CHALLENGE
Lines containing the string "researcher" are to be counted; report the number and nothing more.

Collected data entries
>> start

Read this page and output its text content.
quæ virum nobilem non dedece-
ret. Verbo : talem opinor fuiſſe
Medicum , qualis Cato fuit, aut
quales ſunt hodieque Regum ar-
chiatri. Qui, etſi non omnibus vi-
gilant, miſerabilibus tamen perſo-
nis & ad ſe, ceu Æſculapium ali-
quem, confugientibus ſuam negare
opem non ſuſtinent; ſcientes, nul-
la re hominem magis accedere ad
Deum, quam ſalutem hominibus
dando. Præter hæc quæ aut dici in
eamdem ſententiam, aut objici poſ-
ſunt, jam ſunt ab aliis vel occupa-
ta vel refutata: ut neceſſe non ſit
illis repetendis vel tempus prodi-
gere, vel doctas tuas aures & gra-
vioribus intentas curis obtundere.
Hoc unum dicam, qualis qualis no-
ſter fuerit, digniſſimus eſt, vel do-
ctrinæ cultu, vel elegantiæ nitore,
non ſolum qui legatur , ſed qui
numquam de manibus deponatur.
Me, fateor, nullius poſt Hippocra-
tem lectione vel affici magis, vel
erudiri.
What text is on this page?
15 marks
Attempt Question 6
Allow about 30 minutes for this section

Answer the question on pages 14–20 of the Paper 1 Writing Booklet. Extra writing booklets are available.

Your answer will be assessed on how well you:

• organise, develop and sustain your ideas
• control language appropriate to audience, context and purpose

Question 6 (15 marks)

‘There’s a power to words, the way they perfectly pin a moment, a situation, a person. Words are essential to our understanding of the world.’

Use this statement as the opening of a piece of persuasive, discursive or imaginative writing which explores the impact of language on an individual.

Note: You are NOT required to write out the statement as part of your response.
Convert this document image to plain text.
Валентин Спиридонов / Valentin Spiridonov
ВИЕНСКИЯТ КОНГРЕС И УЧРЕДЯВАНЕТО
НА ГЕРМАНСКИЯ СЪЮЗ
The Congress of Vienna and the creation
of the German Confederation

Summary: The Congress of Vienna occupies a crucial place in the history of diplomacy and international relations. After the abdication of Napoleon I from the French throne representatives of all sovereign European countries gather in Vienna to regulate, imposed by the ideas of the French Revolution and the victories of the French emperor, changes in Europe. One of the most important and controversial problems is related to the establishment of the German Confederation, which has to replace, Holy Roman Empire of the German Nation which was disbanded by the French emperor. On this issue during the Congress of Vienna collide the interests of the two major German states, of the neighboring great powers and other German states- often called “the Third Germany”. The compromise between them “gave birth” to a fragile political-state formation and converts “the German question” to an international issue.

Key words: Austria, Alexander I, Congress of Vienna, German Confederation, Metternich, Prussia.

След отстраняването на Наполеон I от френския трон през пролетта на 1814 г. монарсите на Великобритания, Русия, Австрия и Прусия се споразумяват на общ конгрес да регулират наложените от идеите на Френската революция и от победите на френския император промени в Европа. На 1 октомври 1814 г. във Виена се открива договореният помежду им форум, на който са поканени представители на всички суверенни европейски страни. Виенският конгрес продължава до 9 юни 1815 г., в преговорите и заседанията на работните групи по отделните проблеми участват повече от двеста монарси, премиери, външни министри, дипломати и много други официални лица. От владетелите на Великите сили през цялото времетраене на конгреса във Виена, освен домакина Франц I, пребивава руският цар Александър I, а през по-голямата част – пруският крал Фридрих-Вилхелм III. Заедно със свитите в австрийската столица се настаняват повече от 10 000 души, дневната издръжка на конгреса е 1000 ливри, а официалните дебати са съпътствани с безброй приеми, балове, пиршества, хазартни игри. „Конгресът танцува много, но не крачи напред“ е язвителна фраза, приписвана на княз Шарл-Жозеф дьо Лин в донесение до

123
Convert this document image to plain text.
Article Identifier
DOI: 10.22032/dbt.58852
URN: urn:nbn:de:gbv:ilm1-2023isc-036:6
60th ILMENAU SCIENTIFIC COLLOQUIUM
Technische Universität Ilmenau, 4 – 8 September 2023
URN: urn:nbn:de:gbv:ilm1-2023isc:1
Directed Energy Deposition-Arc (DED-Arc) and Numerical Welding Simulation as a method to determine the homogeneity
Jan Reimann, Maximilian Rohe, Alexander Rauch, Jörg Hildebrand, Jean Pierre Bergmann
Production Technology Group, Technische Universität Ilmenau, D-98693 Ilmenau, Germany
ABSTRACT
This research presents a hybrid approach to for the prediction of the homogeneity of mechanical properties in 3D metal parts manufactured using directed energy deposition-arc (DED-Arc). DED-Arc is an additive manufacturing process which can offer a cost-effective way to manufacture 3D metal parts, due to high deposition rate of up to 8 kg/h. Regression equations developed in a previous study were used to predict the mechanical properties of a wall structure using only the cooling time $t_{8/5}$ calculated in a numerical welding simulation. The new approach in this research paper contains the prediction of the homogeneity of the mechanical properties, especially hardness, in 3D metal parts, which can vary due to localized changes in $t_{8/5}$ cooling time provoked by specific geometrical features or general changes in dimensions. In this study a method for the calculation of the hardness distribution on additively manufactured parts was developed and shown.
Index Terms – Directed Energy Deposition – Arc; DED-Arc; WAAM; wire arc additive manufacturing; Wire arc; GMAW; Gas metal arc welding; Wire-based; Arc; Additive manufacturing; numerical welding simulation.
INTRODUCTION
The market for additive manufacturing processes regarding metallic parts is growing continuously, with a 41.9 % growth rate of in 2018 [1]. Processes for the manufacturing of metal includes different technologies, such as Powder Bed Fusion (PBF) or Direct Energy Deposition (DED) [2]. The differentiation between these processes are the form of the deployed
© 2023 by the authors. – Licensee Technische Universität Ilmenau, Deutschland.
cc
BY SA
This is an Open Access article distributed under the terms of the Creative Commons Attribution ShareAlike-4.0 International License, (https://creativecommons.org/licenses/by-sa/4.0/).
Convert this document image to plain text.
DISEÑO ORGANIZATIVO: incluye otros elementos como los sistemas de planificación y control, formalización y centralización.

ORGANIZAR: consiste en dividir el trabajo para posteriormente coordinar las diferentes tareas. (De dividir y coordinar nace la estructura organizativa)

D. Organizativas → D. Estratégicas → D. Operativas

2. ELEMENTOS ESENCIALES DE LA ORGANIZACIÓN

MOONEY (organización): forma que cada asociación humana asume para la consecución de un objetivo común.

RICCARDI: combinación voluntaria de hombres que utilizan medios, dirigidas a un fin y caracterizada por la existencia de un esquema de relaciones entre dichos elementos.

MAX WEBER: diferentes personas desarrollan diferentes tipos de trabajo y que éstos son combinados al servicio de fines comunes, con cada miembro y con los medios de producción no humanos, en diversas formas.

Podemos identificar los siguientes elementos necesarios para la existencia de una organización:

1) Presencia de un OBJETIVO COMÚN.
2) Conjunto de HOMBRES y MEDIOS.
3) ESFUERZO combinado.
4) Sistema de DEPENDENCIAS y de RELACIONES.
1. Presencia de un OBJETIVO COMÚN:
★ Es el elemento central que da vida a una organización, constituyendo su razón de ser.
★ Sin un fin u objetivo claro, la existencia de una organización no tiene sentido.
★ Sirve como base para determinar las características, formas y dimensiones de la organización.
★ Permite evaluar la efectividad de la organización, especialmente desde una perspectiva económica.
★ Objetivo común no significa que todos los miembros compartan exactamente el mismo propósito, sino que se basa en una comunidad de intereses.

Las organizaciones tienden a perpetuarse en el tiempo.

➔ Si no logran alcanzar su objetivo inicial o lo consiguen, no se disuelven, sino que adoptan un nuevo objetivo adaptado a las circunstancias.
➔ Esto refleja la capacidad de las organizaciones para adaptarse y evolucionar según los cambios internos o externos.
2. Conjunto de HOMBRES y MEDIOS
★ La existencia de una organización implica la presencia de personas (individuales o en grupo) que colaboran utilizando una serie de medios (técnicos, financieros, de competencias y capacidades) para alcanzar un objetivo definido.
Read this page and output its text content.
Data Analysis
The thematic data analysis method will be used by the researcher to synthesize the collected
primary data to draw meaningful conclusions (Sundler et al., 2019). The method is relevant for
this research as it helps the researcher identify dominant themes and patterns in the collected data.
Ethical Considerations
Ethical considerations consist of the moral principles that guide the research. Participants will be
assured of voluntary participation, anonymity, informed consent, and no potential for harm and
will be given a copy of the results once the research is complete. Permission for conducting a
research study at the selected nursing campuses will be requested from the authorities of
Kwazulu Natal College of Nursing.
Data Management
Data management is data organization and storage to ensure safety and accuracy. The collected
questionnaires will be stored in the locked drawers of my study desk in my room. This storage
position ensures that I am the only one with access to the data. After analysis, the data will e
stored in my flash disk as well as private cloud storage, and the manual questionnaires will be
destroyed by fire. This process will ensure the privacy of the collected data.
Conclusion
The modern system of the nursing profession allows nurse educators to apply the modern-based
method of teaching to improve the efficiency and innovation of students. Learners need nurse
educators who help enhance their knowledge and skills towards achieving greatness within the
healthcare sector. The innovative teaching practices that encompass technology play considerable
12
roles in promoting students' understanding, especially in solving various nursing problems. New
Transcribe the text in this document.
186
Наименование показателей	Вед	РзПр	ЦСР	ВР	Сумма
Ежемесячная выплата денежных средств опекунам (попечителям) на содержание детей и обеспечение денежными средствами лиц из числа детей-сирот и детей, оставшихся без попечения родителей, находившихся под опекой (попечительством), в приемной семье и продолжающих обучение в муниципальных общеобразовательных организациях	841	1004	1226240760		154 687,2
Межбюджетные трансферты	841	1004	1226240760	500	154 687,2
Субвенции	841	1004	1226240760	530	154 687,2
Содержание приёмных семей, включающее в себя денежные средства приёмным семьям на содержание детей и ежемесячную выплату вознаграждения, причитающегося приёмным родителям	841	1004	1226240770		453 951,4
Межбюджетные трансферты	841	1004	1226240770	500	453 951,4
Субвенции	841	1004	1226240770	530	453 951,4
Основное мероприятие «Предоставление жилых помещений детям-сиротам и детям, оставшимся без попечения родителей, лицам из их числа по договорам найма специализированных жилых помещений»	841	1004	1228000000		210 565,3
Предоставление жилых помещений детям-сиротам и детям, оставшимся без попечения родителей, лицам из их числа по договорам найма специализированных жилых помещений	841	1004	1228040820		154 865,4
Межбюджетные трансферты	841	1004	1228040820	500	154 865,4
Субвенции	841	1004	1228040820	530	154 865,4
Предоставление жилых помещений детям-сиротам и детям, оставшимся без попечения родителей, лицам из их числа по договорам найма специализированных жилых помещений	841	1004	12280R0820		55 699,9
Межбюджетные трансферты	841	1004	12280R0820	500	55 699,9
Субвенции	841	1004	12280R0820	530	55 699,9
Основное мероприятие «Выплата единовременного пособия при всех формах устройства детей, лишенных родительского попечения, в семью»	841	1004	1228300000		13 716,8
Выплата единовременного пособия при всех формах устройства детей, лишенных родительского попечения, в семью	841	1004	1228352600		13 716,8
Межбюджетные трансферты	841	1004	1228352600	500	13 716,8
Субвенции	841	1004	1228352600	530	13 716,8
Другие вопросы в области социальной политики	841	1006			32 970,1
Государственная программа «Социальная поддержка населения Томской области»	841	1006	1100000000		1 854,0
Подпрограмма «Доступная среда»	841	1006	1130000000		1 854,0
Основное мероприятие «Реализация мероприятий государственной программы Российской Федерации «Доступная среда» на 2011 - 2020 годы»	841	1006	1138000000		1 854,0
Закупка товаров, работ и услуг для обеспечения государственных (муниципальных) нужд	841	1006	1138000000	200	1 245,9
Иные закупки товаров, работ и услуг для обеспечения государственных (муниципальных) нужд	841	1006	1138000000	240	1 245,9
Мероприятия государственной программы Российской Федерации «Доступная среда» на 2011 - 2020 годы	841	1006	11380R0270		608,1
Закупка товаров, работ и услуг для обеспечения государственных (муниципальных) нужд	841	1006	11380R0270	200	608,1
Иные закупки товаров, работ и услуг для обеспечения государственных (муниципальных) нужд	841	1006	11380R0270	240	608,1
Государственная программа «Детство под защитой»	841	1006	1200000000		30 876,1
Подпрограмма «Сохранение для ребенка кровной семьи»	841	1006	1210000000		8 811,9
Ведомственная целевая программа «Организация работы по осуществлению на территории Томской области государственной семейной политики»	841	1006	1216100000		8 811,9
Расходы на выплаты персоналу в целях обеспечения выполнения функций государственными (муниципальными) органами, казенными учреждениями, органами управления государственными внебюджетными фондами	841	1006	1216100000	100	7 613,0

>> end

PROBLEM SOLUTION
2